* [REQUIREMENTS]:
Copy each of the following items word for word, without changing anything.

[Region annotation records]
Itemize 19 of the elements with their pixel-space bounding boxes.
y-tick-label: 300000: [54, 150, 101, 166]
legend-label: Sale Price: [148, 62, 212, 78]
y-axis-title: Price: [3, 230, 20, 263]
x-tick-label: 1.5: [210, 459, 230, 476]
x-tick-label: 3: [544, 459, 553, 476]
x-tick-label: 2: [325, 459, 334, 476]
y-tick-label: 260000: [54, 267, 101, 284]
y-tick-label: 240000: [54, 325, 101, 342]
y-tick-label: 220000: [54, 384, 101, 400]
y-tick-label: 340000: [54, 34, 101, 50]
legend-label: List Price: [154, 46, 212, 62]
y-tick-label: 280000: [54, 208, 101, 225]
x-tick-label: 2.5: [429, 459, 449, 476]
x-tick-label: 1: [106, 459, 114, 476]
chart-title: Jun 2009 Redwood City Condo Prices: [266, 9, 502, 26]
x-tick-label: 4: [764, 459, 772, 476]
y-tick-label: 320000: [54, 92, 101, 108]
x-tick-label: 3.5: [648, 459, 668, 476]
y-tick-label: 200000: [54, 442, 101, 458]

* [FINISHED TASK]:
Itemize 19 of the elements with their pixel-space bounding boxes.
y-tick-label: 300000: [54, 150, 101, 166]
legend-label: Sale Price: [148, 62, 212, 78]
y-axis-title: Price: [3, 230, 20, 263]
x-tick-label: 1.5: [210, 459, 230, 476]
x-tick-label: 3: [544, 459, 553, 476]
x-tick-label: 2: [325, 459, 334, 476]
y-tick-label: 260000: [54, 267, 101, 284]
y-tick-label: 240000: [54, 325, 101, 342]
y-tick-label: 220000: [54, 384, 101, 400]
y-tick-label: 340000: [54, 34, 101, 50]
legend-label: List Price: [154, 46, 212, 62]
y-tick-label: 280000: [54, 208, 101, 225]
x-tick-label: 2.5: [429, 459, 449, 476]
x-tick-label: 1: [106, 459, 114, 476]
chart-title: Jun 2009 Redwood City Condo Prices: [266, 9, 502, 26]
x-tick-label: 4: [764, 459, 772, 476]
y-tick-label: 320000: [54, 92, 101, 108]
x-tick-label: 3.5: [648, 459, 668, 476]
y-tick-label: 200000: [54, 442, 101, 458]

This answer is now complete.